■ OBJECTIF: Extrayez intégralement et à l’identique le texte consacré à la nouvelle annexe du palais de Justice de Libreville.

■ TEXTE DE LECTURE:
=-=-=

Nouvelle annexe du palais de Justice de Libreville : SOS Prisonniers Gabon espère que l’indépendance judiciaire suivra

L’actualité judiciaire de ce week-end au Gabon a été marquée par un événement d’envergure : l’inauguration de l’annexe du Palais de Justice de Libreville. Moderne, imposant et résolument tourné vers l’avenir, cet édifice se présente comme un symbole fort de la volonté des autorités de doter le pays d’infrastructures judiciaires à la hauteur des enjeux contemporains. Magistrats, greffiers et auxiliaires de justice bénéficient désormais de conditions de travail nettement améliorées, propices à un exercice plus efficace et serein de leurs missions.

À première vue, tout semble réuni pour faire de ce nouveau cadre un levier de performance et de crédibilité pour l’appareil judiciaire. Pourtant, derrière l’éclat du béton neuf et la modernité des installations, une interrogation fondamentale persiste : cette avancée matérielle s’accompagnera-t-elle d’une véritable mutation des pratiques judiciaires ?

C’est précisément sur ce point que l’organisation SOS Prisonniers Gabon appelle à la vigilance et à l’espoir. Pour elle, ce nouvel espace ne doit pas être une simple vitrine institutionnelle, mais bien le socle d’une justice équitable, accessible à tous et affranchie de toute influence. Une justice où chaque citoyen, sans distinction, bénéficie du même traitement, dans le respect strict des droits fondamentaux.

Au-delà des murs, c’est donc une vision qui est attendue : celle d’une justice indépendante, rendue au nom du peuple gabonais et exclusivement à son service. Une justice qui ne soit ni instrumentalisée, ni intimidante, mais au contraire rassurante, protectrice et garante des libertés. Une justice qui n’étouffe pas les opinions divergentes, mais qui les encadre dans le respect de l’État de droit.

=-=-=

■ DONNÉES FOURNIES:
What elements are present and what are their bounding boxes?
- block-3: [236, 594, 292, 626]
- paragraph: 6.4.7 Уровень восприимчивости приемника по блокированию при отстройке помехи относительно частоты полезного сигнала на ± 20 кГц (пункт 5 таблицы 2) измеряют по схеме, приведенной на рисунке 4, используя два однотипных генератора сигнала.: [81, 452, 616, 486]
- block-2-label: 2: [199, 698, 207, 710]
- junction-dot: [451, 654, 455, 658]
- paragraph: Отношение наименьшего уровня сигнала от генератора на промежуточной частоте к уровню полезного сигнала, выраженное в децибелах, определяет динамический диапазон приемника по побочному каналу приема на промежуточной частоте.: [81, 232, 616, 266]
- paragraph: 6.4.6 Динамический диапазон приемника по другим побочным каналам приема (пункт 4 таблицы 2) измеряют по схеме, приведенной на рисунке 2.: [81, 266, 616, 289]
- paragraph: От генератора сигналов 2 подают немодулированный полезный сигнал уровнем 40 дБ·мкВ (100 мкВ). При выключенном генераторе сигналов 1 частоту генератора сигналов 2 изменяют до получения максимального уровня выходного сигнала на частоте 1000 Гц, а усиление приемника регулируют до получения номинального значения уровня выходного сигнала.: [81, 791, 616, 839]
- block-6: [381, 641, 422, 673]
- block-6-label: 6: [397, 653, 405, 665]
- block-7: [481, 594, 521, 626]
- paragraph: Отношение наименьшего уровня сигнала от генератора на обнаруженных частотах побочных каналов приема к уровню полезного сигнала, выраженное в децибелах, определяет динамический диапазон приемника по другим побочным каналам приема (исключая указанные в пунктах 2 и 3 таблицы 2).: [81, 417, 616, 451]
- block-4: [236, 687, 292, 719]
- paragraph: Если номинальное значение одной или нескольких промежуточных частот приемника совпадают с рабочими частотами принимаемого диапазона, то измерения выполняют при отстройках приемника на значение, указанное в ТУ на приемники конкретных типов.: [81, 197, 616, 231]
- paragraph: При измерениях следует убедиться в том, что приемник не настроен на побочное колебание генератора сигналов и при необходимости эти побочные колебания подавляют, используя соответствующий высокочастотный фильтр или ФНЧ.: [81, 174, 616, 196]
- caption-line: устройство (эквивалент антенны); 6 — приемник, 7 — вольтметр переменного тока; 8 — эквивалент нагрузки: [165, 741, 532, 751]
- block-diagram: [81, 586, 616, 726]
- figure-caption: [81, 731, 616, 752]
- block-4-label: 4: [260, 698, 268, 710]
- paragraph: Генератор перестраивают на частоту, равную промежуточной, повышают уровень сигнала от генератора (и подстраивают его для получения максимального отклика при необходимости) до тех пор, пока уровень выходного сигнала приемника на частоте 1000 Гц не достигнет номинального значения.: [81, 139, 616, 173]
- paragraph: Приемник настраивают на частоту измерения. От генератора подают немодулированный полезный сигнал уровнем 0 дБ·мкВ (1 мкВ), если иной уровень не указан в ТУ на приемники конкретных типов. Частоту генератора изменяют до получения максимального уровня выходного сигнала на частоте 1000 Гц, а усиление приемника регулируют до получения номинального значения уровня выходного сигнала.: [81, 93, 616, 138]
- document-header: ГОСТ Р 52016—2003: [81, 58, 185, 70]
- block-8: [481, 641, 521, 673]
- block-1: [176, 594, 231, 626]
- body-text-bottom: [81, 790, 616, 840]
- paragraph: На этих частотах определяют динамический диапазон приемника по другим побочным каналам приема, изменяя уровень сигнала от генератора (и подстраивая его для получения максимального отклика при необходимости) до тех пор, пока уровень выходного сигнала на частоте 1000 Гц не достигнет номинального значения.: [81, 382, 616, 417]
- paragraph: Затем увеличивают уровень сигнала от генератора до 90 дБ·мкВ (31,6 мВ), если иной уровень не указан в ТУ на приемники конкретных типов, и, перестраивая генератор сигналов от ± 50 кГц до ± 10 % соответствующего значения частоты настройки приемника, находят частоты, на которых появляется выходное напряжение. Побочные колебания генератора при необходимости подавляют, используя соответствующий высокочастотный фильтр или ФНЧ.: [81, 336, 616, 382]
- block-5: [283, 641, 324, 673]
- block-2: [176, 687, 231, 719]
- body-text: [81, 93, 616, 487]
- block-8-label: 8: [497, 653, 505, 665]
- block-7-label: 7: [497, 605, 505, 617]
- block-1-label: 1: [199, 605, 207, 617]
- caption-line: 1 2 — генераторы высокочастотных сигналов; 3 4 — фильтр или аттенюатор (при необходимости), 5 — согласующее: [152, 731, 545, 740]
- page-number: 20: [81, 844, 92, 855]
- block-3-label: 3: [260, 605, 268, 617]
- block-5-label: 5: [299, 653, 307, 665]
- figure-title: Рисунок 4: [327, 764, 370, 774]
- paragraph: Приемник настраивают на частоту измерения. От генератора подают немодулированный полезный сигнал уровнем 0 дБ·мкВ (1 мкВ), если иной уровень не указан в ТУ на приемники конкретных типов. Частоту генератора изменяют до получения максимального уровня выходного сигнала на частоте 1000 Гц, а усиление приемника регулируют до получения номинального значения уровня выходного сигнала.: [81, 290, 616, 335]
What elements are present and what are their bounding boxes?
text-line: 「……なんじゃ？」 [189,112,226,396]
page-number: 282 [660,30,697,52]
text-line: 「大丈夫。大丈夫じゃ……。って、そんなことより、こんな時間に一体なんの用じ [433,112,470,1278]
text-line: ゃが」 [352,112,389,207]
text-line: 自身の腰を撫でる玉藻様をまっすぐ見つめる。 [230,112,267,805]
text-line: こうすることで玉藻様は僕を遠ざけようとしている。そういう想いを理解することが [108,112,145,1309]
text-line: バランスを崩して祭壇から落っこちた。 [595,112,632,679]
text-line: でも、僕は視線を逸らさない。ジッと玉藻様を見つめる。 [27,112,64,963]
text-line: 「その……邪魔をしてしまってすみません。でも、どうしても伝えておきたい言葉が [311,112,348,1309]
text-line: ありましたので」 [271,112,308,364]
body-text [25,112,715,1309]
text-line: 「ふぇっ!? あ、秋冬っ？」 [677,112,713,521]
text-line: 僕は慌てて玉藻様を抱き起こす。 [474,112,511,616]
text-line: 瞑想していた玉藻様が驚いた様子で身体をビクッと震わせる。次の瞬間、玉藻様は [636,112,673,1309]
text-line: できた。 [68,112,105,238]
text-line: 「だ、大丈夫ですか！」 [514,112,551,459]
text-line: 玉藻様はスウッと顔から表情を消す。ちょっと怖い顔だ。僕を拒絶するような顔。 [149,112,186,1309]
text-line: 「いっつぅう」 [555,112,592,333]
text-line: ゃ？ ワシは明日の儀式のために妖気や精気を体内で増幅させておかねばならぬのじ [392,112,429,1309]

=-=-=

■ RÉPONSE:
Nouvelle annexe du palais de Justice de Libreville : SOS Prisonniers Gabon espère que l’indépendance judiciaire suivra

L’actualité judiciaire de ce week-end au Gabon a été marquée par un événement d’envergure : l’inauguration de l’annexe du Palais de Justice de Libreville. Moderne, imposant et résolument tourné vers l’avenir, cet édifice se présente comme un symbole fort de la volonté des autorités de doter le pays d’infrastructures judiciaires à la hauteur des enjeux contemporains. Magistrats, greffiers et auxiliaires de justice bénéficient désormais de conditions de travail nettement améliorées, propices à un exercice plus efficace et serein de leurs missions.

À première vue, tout semble réuni pour faire de ce nouveau cadre un levier de performance et de crédibilité pour l’appareil judiciaire. Pourtant, derrière l’éclat du béton neuf et la modernité des installations, une interrogation fondamentale persiste : cette avancée matérielle s’accompagnera-t-elle d’une véritable mutation des pratiques judiciaires ?

C’est précisément sur ce point que l’organisation SOS Prisonniers Gabon appelle à la vigilance et à l’espoir. Pour elle, ce nouvel espace ne doit pas être une simple vitrine institutionnelle, mais bien le socle d’une justice équitable, accessible à tous et affranchie de toute influence. Une justice où chaque citoyen, sans distinction, bénéficie du même traitement, dans le respect strict des droits fondamentaux.

Au-delà des murs, c’est donc une vision qui est attendue : celle d’une justice indépendante, rendue au nom du peuple gabonais et exclusivement à son service. Une justice qui ne soit ni instrumentalisée, ni intimidante, mais au contraire rassurante, protectrice et garante des libertés. Une justice qui n’étouffe pas les opinions divergentes, mais qui les encadre dans le respect de l’État de droit.